▸ What to produce
Among the entries below, find every line that has "data" and pull it out.
<<<<
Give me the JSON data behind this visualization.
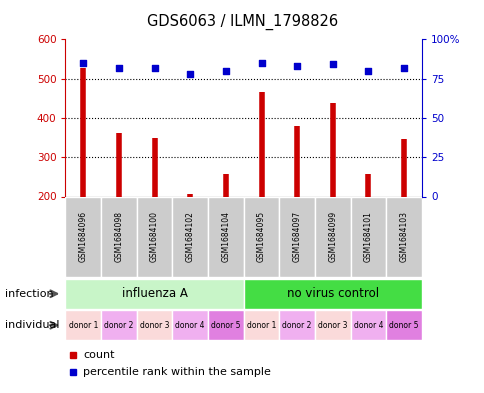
{
  "title": "GDS6063 / ILMN_1798826",
  "samples": [
    "GSM1684096",
    "GSM1684098",
    "GSM1684100",
    "GSM1684102",
    "GSM1684104",
    "GSM1684095",
    "GSM1684097",
    "GSM1684099",
    "GSM1684101",
    "GSM1684103"
  ],
  "counts": [
    528,
    362,
    348,
    207,
    257,
    467,
    380,
    439,
    257,
    347
  ],
  "percentiles": [
    85,
    82,
    82,
    78,
    80,
    85,
    83,
    84,
    80,
    82
  ],
  "ylim_left": [
    200,
    600
  ],
  "ylim_right": [
    0,
    100
  ],
  "yticks_left": [
    200,
    300,
    400,
    500,
    600
  ],
  "yticks_right": [
    0,
    25,
    50,
    75,
    100
  ],
  "ytick_right_labels": [
    "0",
    "25",
    "50",
    "75",
    "100%"
  ],
  "infection_groups": [
    {
      "label": "influenza A",
      "start": 0,
      "end": 5,
      "color": "#c8f5c8"
    },
    {
      "label": "no virus control",
      "start": 5,
      "end": 10,
      "color": "#44dd44"
    }
  ],
  "individual_labels": [
    "donor 1",
    "donor 2",
    "donor 3",
    "donor 4",
    "donor 5",
    "donor 1",
    "donor 2",
    "donor 3",
    "donor 4",
    "donor 5"
  ],
  "individual_colors": [
    "#fadadA",
    "#f0b0f0",
    "#fadadA",
    "#f0b0f0",
    "#e080e0",
    "#fadadA",
    "#f0b0f0",
    "#fadadA",
    "#f0b0f0",
    "#e080e0"
  ],
  "bar_color": "#cc0000",
  "dot_color": "#0000cc",
  "sample_bg_color": "#cccccc",
  "infection_label": "infection",
  "individual_label": "individual",
  "legend_count": "count",
  "legend_percentile": "percentile rank within the sample",
  "grid_yticks": [
    300,
    400,
    500
  ]
}
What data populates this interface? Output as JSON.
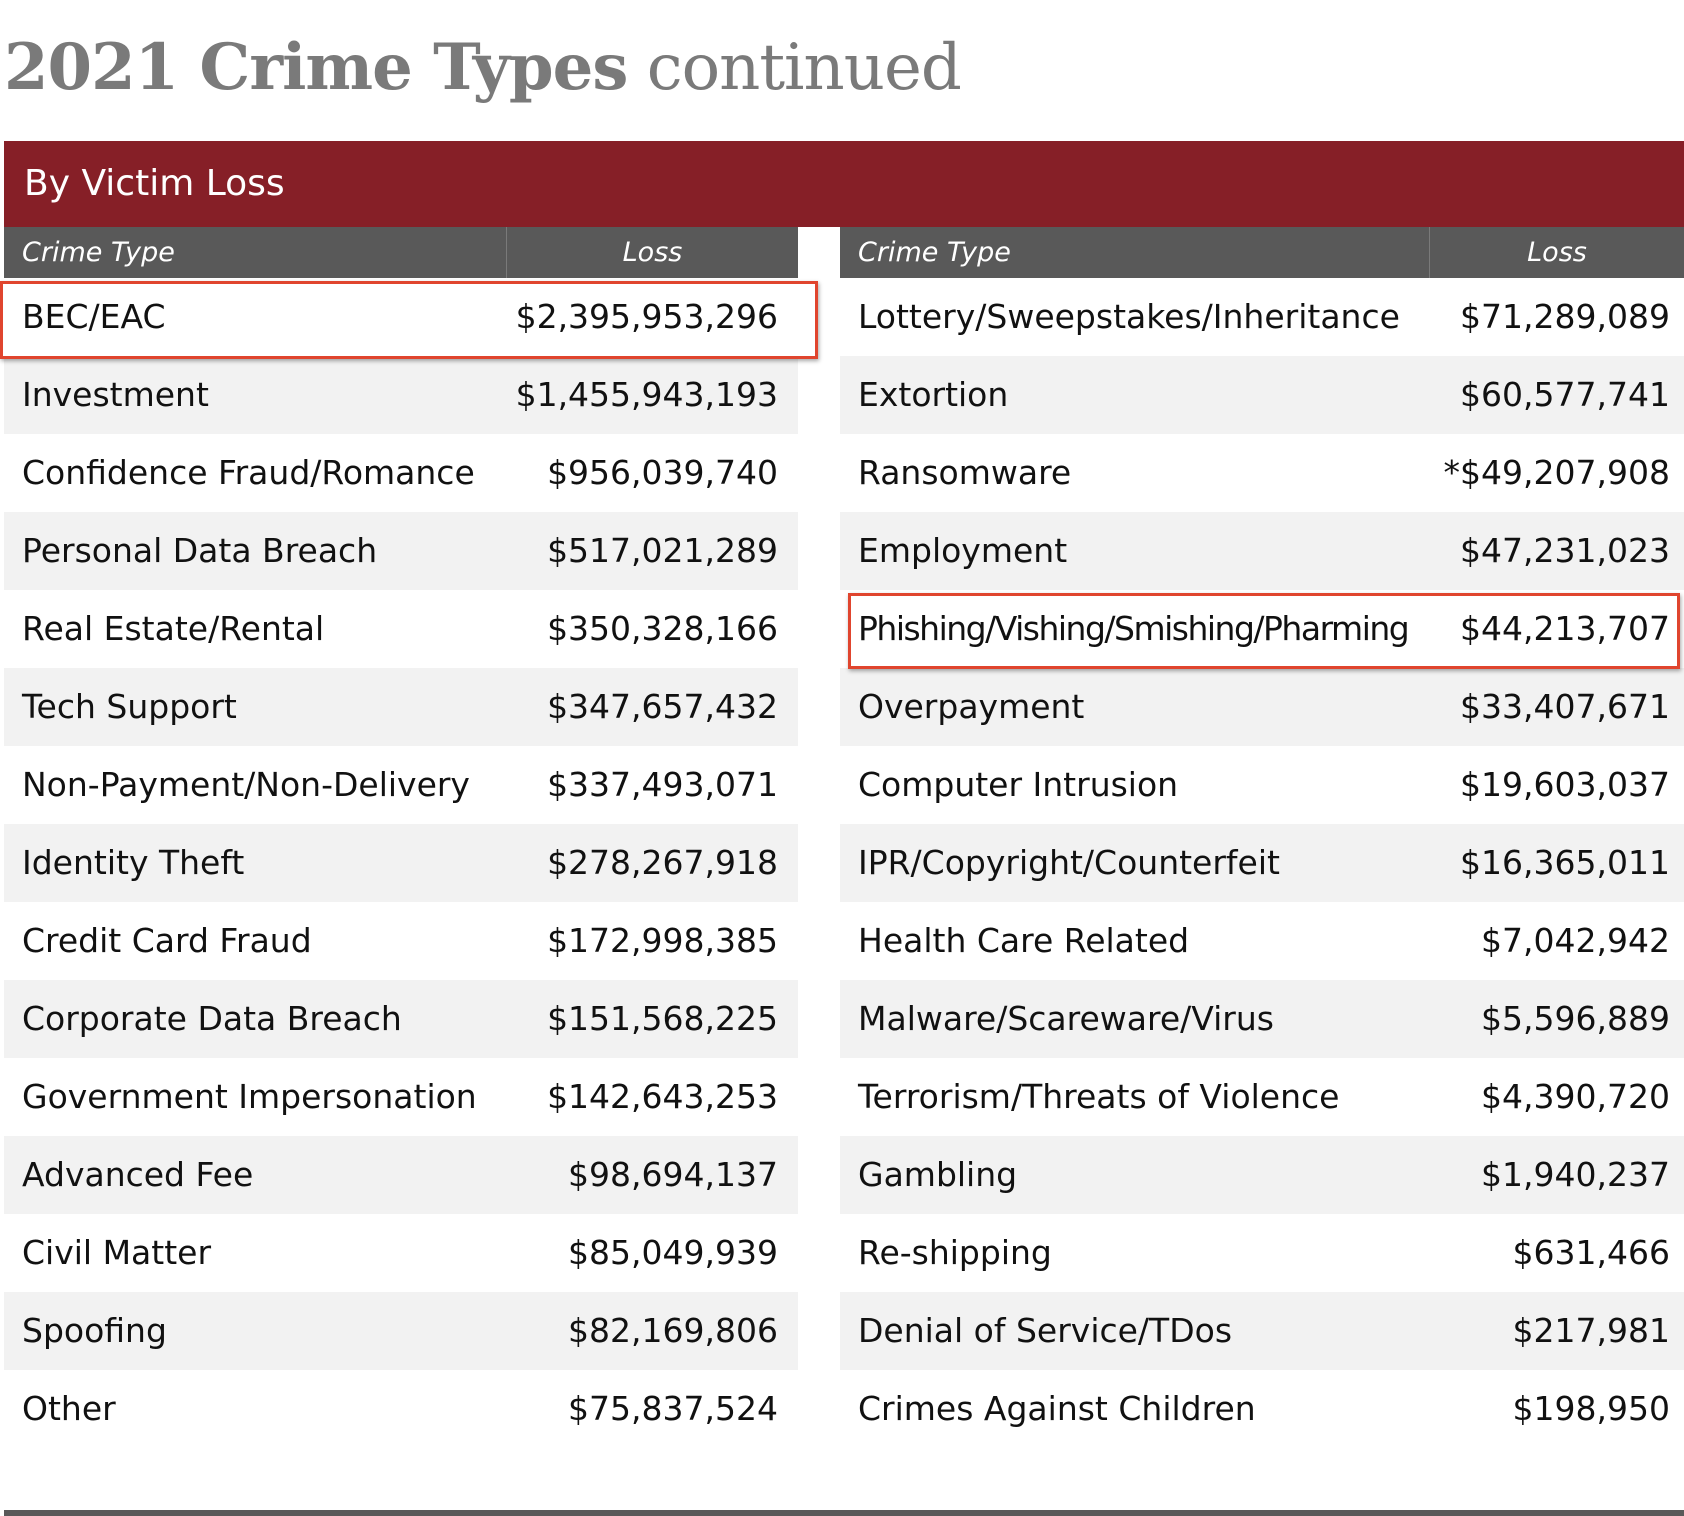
>>>>
▸ Solution to this problem
Give me the JSON data behind this visualization.
What data populates this interface? Output as JSON.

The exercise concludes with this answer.